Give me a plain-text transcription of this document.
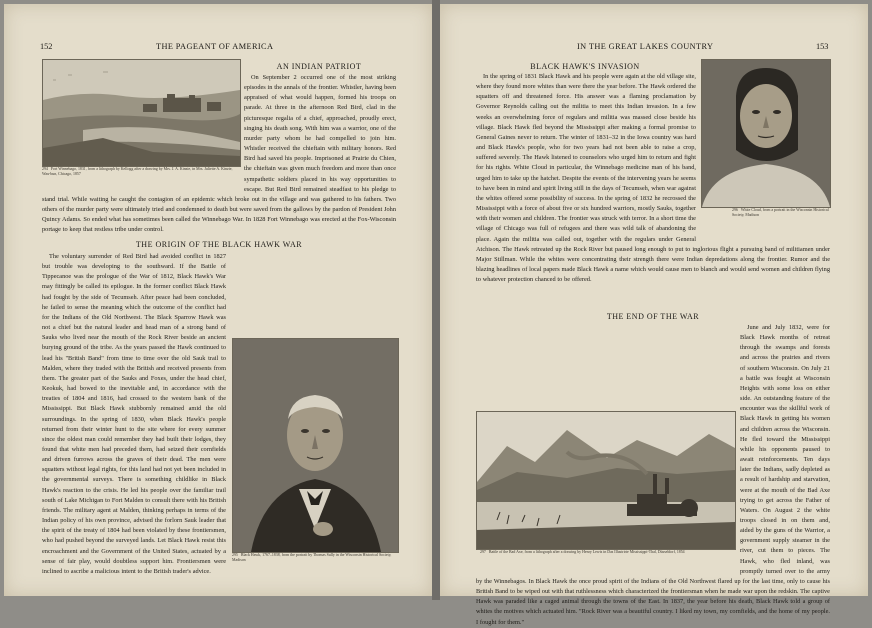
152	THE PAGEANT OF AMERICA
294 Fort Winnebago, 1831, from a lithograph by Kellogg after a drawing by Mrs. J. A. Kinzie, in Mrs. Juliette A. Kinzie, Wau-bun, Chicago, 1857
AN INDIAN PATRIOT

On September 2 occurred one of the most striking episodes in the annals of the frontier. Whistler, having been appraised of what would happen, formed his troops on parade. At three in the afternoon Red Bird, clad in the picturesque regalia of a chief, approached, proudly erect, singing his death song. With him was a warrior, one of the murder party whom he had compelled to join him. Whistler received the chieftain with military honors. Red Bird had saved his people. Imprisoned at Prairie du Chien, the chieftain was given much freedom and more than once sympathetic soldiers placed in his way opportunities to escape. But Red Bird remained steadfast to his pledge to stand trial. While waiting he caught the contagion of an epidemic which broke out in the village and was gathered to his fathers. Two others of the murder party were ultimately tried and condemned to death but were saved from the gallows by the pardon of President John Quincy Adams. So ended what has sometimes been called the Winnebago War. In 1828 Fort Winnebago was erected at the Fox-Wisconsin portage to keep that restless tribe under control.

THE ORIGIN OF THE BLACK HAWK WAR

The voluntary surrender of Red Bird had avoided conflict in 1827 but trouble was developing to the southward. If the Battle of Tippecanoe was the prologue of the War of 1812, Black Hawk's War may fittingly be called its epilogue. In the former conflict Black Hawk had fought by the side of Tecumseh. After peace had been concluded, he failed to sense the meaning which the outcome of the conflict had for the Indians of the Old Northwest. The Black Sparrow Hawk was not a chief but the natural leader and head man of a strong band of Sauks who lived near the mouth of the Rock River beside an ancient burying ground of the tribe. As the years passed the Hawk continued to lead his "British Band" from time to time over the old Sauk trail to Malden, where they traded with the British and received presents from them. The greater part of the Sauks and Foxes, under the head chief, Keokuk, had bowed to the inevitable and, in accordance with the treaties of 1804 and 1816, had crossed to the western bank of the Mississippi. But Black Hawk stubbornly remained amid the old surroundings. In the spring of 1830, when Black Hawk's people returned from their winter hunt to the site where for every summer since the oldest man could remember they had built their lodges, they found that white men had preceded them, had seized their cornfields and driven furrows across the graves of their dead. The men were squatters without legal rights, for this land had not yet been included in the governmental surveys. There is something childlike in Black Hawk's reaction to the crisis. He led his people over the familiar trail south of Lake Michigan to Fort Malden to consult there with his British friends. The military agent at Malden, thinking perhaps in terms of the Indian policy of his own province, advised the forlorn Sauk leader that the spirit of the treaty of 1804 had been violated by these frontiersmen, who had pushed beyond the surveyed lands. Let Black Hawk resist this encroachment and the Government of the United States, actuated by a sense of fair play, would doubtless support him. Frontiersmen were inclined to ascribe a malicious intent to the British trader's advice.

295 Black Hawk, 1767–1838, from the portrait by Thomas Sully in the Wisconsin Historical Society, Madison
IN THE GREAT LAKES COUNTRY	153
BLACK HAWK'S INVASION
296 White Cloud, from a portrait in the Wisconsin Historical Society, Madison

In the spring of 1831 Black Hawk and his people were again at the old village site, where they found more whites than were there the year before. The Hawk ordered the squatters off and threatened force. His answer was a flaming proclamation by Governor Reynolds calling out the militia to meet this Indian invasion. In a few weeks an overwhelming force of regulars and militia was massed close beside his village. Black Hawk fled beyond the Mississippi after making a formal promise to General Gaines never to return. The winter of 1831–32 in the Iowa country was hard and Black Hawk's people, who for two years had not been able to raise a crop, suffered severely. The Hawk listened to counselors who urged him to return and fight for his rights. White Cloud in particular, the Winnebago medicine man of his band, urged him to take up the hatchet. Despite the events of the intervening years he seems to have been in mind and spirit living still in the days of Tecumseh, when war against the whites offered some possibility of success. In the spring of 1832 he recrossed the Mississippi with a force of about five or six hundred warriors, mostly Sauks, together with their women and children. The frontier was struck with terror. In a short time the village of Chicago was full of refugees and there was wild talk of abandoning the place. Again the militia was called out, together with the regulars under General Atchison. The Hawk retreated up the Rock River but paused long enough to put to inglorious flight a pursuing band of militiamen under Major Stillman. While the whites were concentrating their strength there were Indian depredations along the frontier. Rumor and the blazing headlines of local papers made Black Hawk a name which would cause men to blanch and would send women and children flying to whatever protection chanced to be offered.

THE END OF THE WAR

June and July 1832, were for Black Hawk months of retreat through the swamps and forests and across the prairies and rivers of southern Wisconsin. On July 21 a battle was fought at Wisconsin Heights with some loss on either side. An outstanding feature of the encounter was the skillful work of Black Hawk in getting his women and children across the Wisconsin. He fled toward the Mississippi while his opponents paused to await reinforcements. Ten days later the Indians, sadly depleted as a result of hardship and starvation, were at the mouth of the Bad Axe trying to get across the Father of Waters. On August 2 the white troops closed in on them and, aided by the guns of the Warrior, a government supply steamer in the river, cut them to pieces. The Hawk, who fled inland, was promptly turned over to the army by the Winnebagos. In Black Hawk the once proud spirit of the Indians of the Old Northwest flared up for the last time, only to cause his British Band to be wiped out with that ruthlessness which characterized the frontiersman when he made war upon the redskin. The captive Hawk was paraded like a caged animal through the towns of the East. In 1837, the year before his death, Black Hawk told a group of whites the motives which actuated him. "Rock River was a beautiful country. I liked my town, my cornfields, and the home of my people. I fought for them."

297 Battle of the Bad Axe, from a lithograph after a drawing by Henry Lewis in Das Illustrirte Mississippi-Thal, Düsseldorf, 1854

=-=-=

▶ [YOUR TASK]: Using the entries above, return each line that includes the word "Society".

▶ [FINISHED ANSWER]:
295 Black Hawk, 1767–1838, from the portrait by Thomas Sully in the Wisconsin Historical Society, Madison
296 White Cloud, from a portrait in the Wisconsin Historical Society, Madison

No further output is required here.